[Records about charts and figures]
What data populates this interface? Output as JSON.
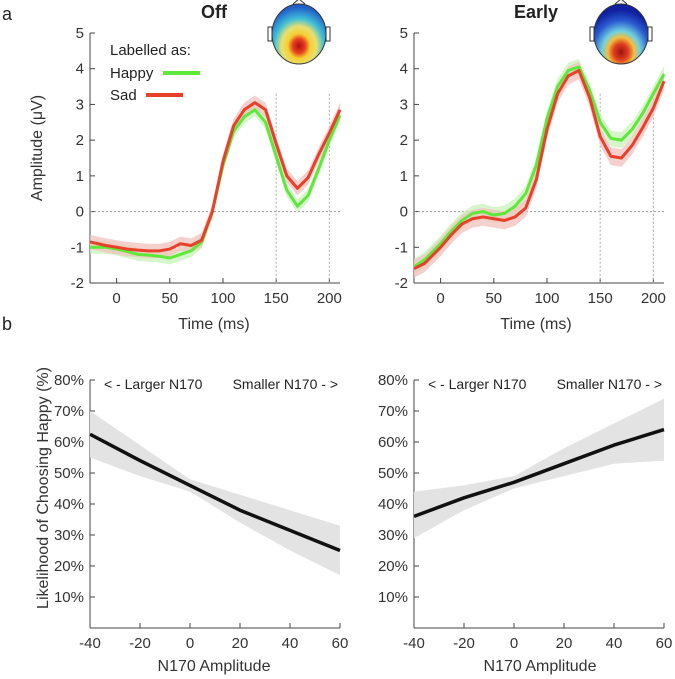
{
  "panel_labels": {
    "a": "a",
    "b": "b"
  },
  "colors": {
    "happy": "#5ee83a",
    "sad": "#e8402a",
    "happy_band": "#c9f2b8",
    "sad_band": "#f2c1bd",
    "regression": "#111111",
    "ci_band": "#e3e3e3"
  },
  "chart_data": [
    {
      "type": "line",
      "title": "Off",
      "xlabel": "Time (ms)",
      "ylabel": "Amplitude (μV)",
      "xlim": [
        -25,
        210
      ],
      "ylim": [
        -2,
        5
      ],
      "xticks": [
        0,
        50,
        100,
        150,
        200
      ],
      "yticks": [
        5,
        4,
        3,
        2,
        1,
        0,
        -1,
        -2
      ],
      "vlines": [
        150,
        200
      ],
      "legend": {
        "title": "Labelled as:",
        "position": "top-left"
      },
      "series": [
        {
          "name": "Happy",
          "color": "#5ee83a",
          "band_color": "#c9f2b8",
          "band": 0.18,
          "x": [
            -25,
            -10,
            0,
            10,
            20,
            30,
            40,
            50,
            60,
            70,
            80,
            90,
            100,
            110,
            120,
            130,
            140,
            150,
            160,
            170,
            180,
            190,
            200,
            210
          ],
          "y": [
            -1.0,
            -1.0,
            -1.05,
            -1.12,
            -1.2,
            -1.22,
            -1.25,
            -1.3,
            -1.2,
            -1.1,
            -0.85,
            0.0,
            1.3,
            2.25,
            2.65,
            2.85,
            2.5,
            1.55,
            0.6,
            0.15,
            0.45,
            1.2,
            2.0,
            2.7
          ]
        },
        {
          "name": "Sad",
          "color": "#e8402a",
          "band_color": "#f2c1bd",
          "band": 0.2,
          "x": [
            -25,
            -10,
            0,
            10,
            20,
            30,
            40,
            50,
            60,
            70,
            80,
            90,
            100,
            110,
            120,
            130,
            140,
            150,
            160,
            170,
            180,
            190,
            200,
            210
          ],
          "y": [
            -0.85,
            -0.95,
            -1.0,
            -1.05,
            -1.08,
            -1.1,
            -1.1,
            -1.05,
            -0.9,
            -0.95,
            -0.8,
            0.0,
            1.4,
            2.4,
            2.85,
            3.05,
            2.85,
            1.9,
            1.0,
            0.65,
            0.95,
            1.6,
            2.2,
            2.85
          ]
        }
      ]
    },
    {
      "type": "line",
      "title": "Early",
      "xlabel": "Time (ms)",
      "ylabel": "",
      "xlim": [
        -25,
        210
      ],
      "ylim": [
        -2,
        5
      ],
      "xticks": [
        0,
        50,
        100,
        150,
        200
      ],
      "yticks": [
        5,
        4,
        3,
        2,
        1,
        0,
        -1,
        -2
      ],
      "vlines": [
        150,
        200
      ],
      "series": [
        {
          "name": "Happy",
          "color": "#5ee83a",
          "band_color": "#c9f2b8",
          "band": 0.22,
          "x": [
            -25,
            -15,
            0,
            10,
            20,
            30,
            40,
            50,
            60,
            70,
            80,
            90,
            100,
            110,
            120,
            130,
            140,
            150,
            160,
            170,
            180,
            190,
            200,
            210
          ],
          "y": [
            -1.55,
            -1.35,
            -0.9,
            -0.55,
            -0.25,
            -0.05,
            0.0,
            -0.1,
            -0.05,
            0.15,
            0.5,
            1.3,
            2.6,
            3.5,
            3.95,
            4.05,
            3.4,
            2.5,
            2.05,
            2.0,
            2.3,
            2.75,
            3.3,
            3.85
          ]
        },
        {
          "name": "Sad",
          "color": "#e8402a",
          "band_color": "#f2c1bd",
          "band": 0.25,
          "x": [
            -25,
            -15,
            0,
            10,
            20,
            30,
            40,
            50,
            60,
            70,
            80,
            90,
            100,
            110,
            120,
            130,
            140,
            150,
            160,
            170,
            180,
            190,
            200,
            210
          ],
          "y": [
            -1.6,
            -1.45,
            -1.0,
            -0.65,
            -0.35,
            -0.2,
            -0.15,
            -0.2,
            -0.25,
            -0.15,
            0.1,
            0.9,
            2.3,
            3.3,
            3.8,
            3.95,
            3.2,
            2.1,
            1.55,
            1.5,
            1.85,
            2.35,
            2.9,
            3.65
          ]
        }
      ]
    },
    {
      "type": "line",
      "title": "",
      "xlabel": "N170 Amplitude",
      "ylabel": "Likelihood of Choosing Happy (%)",
      "xlim": [
        -40,
        60
      ],
      "ylim": [
        0,
        80
      ],
      "xticks": [
        -40,
        -20,
        0,
        20,
        40,
        60
      ],
      "yticks": [
        80,
        70,
        60,
        50,
        40,
        30,
        20,
        10
      ],
      "annotations": [
        "< -  Larger N170",
        "Smaller N170  - >"
      ],
      "series": [
        {
          "name": "fit",
          "color": "#111111",
          "x": [
            -40,
            -20,
            0,
            20,
            40,
            60
          ],
          "y": [
            62.5,
            54,
            46,
            38,
            31.5,
            25
          ],
          "ci_lower": [
            55,
            49,
            44,
            34,
            25,
            17
          ],
          "ci_upper": [
            70,
            59,
            48,
            43,
            38,
            33
          ]
        }
      ]
    },
    {
      "type": "line",
      "title": "",
      "xlabel": "N170 Amplitude",
      "ylabel": "",
      "xlim": [
        -40,
        60
      ],
      "ylim": [
        0,
        80
      ],
      "xticks": [
        -40,
        -20,
        0,
        20,
        40,
        60
      ],
      "yticks": [
        80,
        70,
        60,
        50,
        40,
        30,
        20,
        10
      ],
      "annotations": [
        "< -  Larger N170",
        "Smaller N170  - >"
      ],
      "series": [
        {
          "name": "fit",
          "color": "#111111",
          "x": [
            -40,
            -20,
            0,
            20,
            40,
            60
          ],
          "y": [
            36,
            42,
            47,
            53,
            59,
            64
          ],
          "ci_lower": [
            29,
            38,
            45,
            49,
            53,
            54
          ],
          "ci_upper": [
            44,
            46,
            49,
            58,
            66,
            74
          ]
        }
      ]
    }
  ]
}
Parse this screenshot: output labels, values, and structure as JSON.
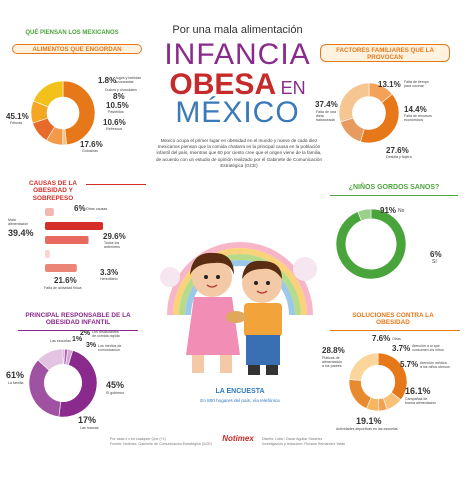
{
  "header": {
    "subtitle": "Por una mala alimentación",
    "title_1": "INFANCIA",
    "title_2a": "OBESA",
    "title_2b": "EN",
    "title_3": "MÉXICO"
  },
  "intro_text": "Mexico ocupa el primer lugar en obesidad en el mundo y nueve de cada diez mexicanos piensan que la comida chatarra es la principal causa en la población infantil del país, mientras que 60 por ciento cree que el origen viene de la familia, de acuerdo con un estudio de opinión realizado por el Gabinete de Comunicación Estratégica (GCE)",
  "left_heading": "QUÉ PIENSAN LOS MEXICANOS",
  "colors": {
    "orange": "#e7781a",
    "green": "#4aa43c",
    "red": "#d62f28",
    "purple": "#8a2a8c",
    "blue": "#2f78c4",
    "yellow": "#f2c21a"
  },
  "chart_data": [
    {
      "type": "pie",
      "title": "ALIMENTOS QUE ENGORDAN",
      "slices": [
        {
          "label": "Frituras",
          "value": 45.1
        },
        {
          "label": "Jugos y bebidas azucaradas",
          "value": 1.8
        },
        {
          "label": "Dulces y chocolates",
          "value": 8
        },
        {
          "label": "Pastelitos",
          "value": 10.5
        },
        {
          "label": "Refrescos",
          "value": 10.6
        },
        {
          "label": "Golosinas",
          "value": 17.6
        }
      ]
    },
    {
      "type": "pie",
      "title": "FACTORES FAMILIARES QUE LA PROVOCAN",
      "slices": [
        {
          "label": "Falta de tiempo para cocinar",
          "value": 13.1
        },
        {
          "label": "Falta de una dieta balanceada",
          "value": 37.4
        },
        {
          "label": "Falta de recursos económicos",
          "value": 14.4
        },
        {
          "label": "Desidia y flojera",
          "value": 27.6
        }
      ]
    },
    {
      "type": "bar",
      "title": "CAUSAS DE LA OBESIDAD Y SOBREPESO",
      "slices": [
        {
          "label": "Otras causas",
          "value": 6
        },
        {
          "label": "Mala alimentación",
          "value": 39.4
        },
        {
          "label": "Todos los anteriores",
          "value": 29.6
        },
        {
          "label": "Hereditario",
          "value": 3.3
        },
        {
          "label": "Falta de actividad física",
          "value": 21.6
        }
      ]
    },
    {
      "type": "pie",
      "title": "¿NIÑOS GORDOS SANOS?",
      "slices": [
        {
          "label": "No",
          "value": 91
        },
        {
          "label": "Sí",
          "value": 6
        }
      ]
    },
    {
      "type": "pie",
      "title": "PRINCIPAL RESPONSABLE DE LA OBESIDAD INFANTIL",
      "slices": [
        {
          "label": "Las escuelas",
          "value": 1
        },
        {
          "label": "Los restaurantes de comida rápida",
          "value": 2
        },
        {
          "label": "Los medios de comunicación",
          "value": 3
        },
        {
          "label": "La familia",
          "value": 61
        },
        {
          "label": "El gobierno",
          "value": 45
        },
        {
          "label": "Las marcas",
          "value": 17
        }
      ]
    },
    {
      "type": "pie",
      "title": "SOLUCIONES CONTRA LA OBESIDAD",
      "slices": [
        {
          "label": "Pláticas de alimentación a los padres",
          "value": 28.8
        },
        {
          "label": "Otras",
          "value": 7.6
        },
        {
          "label": "Atención a lo que consumen los niños",
          "value": 3.7
        },
        {
          "label": "Atención médica a los niños obesos",
          "value": 5.7
        },
        {
          "label": "Campañas de buena alimentación",
          "value": 16.1
        },
        {
          "label": "Actividades deportivas en las escuelas",
          "value": 19.1
        }
      ]
    }
  ],
  "labels": {
    "food": {
      "p1": "1.8%",
      "l1a": "Jugos y bebidas",
      "l1b": "azucaradas",
      "p2": "8%",
      "l2": "Dulces y chocolates",
      "p3": "10.5%",
      "l3": "Pastelitos",
      "p4": "10.6%",
      "l4": "Refrescos",
      "p5": "17.6%",
      "l5": "Golosinas",
      "p6": "45.1%",
      "l6": "Frituras"
    },
    "family": {
      "p1": "13.1%",
      "l1a": "Falta de tiempo",
      "l1b": "para cocinar",
      "p2": "37.4%",
      "l2a": "Falta de una",
      "l2b": "dieta",
      "l2c": "balanceada",
      "p3": "14.4%",
      "l3a": "Falta de recursos",
      "l3b": "económicos",
      "p4": "27.6%",
      "l4": "Desidia y flojera"
    },
    "causes": {
      "p1": "6%",
      "l1": "Otras causas",
      "p2": "39.4%",
      "l2a": "Mala",
      "l2b": "alimentación",
      "p3": "29.6%",
      "l3a": "Todos los",
      "l3b": "anteriores",
      "p4": "3.3%",
      "l4": "Hereditario",
      "p5": "21.6%",
      "l5": "Falta de actividad física"
    },
    "healthy": {
      "p1": "91%",
      "l1": "No",
      "p2": "6%",
      "l2": "Sí"
    },
    "resp": {
      "p1": "1%",
      "l1": "Las escuelas",
      "p2": "2%",
      "l2a": "Los restaurantes",
      "l2b": "de comida rápida",
      "p3": "3%",
      "l3a": "Los medios de",
      "l3b": "comunicación",
      "p4": "61%",
      "l4": "La familia",
      "p5": "45%",
      "l5": "El gobierno",
      "p6": "17%",
      "l6": "Las marcas"
    },
    "sol": {
      "p1": "7.6%",
      "l1": "Otras",
      "p2": "3.7%",
      "l2a": "Atención a lo que",
      "l2b": "consumen los niños",
      "p3": "28.8%",
      "l3a": "Pláticas de",
      "l3b": "alimentación",
      "l3c": "a los padres",
      "p4": "5.7%",
      "l4a": "Atención médica",
      "l4b": "a los niños obesos",
      "p5": "16.1%",
      "l5a": "Campañas de",
      "l5b": "buena alimentación",
      "p6": "19.1%",
      "l6": "Actividades deportivas en las escuelas"
    }
  },
  "survey": {
    "title": "LA ENCUESTA",
    "text": "En 800 hogares del país, vía telefónica"
  },
  "footer": {
    "left_a": "Por cada x x en cualquier Que (+1)",
    "left_b": "Fuente: Notimex, Gabinete de Comunicación Estratégica (GCE)",
    "brand": "Notimex",
    "right_a": "Diseño: Lidia / Oscar Aguilar Sánchez",
    "right_b": "Investigación y redacción: Roxana Hernández Velás"
  }
}
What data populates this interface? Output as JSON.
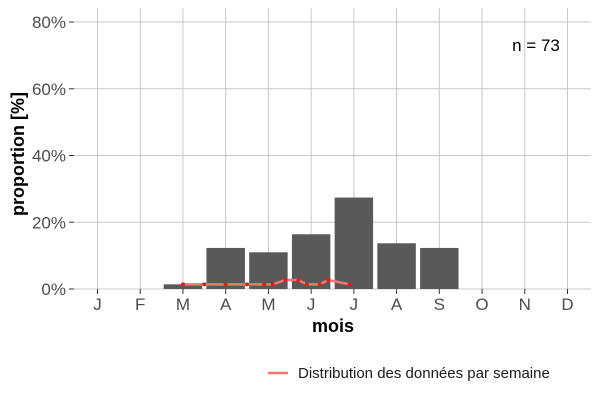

→ Directions: Find each line holding "rápida". Copy it out.

→ Complete answer:
          "label": "Los restaurantes de comida rápida",
      "l2b": "de comida rápida",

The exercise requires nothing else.